(Problem to solve): Treat the line containing "What's the underlying" as the first line and the final line of the material below as the last; reproduce that range exactly.

(Source material):
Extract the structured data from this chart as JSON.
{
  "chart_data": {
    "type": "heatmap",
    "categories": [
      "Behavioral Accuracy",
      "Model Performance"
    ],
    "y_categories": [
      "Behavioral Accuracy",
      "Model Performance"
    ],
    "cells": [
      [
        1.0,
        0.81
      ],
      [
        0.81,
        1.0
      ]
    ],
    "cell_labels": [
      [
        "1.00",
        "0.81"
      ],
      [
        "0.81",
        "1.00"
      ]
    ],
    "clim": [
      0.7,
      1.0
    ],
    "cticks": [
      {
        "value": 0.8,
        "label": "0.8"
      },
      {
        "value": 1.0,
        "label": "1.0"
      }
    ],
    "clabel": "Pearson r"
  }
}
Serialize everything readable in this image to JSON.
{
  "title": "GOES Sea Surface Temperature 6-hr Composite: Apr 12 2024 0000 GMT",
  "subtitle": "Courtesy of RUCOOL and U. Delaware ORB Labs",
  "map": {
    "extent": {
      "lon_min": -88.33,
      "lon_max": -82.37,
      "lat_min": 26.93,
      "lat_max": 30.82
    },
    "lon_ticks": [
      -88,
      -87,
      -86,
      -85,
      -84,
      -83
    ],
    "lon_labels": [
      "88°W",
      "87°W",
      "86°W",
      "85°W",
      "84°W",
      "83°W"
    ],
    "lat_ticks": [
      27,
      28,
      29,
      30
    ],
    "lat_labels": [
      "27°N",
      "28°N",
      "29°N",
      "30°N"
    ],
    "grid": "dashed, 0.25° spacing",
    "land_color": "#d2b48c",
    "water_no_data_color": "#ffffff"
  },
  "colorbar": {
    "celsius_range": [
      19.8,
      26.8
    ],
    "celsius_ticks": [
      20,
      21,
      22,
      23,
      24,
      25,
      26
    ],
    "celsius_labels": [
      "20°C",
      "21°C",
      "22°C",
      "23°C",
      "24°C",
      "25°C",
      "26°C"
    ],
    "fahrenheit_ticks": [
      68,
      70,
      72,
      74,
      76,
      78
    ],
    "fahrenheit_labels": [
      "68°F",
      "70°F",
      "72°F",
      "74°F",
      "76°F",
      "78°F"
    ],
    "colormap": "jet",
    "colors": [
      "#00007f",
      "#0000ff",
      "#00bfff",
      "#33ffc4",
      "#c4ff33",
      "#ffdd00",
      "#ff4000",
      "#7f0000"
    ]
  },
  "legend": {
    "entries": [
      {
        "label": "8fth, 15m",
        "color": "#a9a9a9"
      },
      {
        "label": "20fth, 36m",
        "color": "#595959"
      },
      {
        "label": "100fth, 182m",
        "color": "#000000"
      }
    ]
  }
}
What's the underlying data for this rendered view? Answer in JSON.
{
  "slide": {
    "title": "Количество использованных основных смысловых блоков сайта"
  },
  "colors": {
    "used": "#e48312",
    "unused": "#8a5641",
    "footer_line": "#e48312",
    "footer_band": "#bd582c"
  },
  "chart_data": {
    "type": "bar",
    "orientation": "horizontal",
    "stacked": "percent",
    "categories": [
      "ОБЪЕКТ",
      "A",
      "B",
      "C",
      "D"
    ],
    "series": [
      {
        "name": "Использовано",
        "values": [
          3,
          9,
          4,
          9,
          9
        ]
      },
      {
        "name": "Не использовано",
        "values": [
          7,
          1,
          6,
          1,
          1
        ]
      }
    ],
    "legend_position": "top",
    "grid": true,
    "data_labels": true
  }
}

(Result):
What's the underlying data for this rendered view? Answer in JSON.
{
  "slide": {
    "title": "Количество использованных основных смысловых блоков сайта"
  },
  "colors": {
    "used": "#e48312",
    "unused": "#8a5641",
    "footer_line": "#e48312",
    "footer_band": "#bd582c"
  },
  "chart_data": {
    "type": "bar",
    "orientation": "horizontal",
    "stacked": "percent",
    "categories": [
      "ОБЪЕКТ",
      "A",
      "B",
      "C",
      "D"
    ],
    "series": [
      {
        "name": "Использовано",
        "values": [
          3,
          9,
          4,
          9,
          9
        ]
      },
      {
        "name": "Не использовано",
        "values": [
          7,
          1,
          6,
          1,
          1
        ]
      }
    ],
    "legend_position": "top",
    "grid": true,
    "data_labels": true
  }
}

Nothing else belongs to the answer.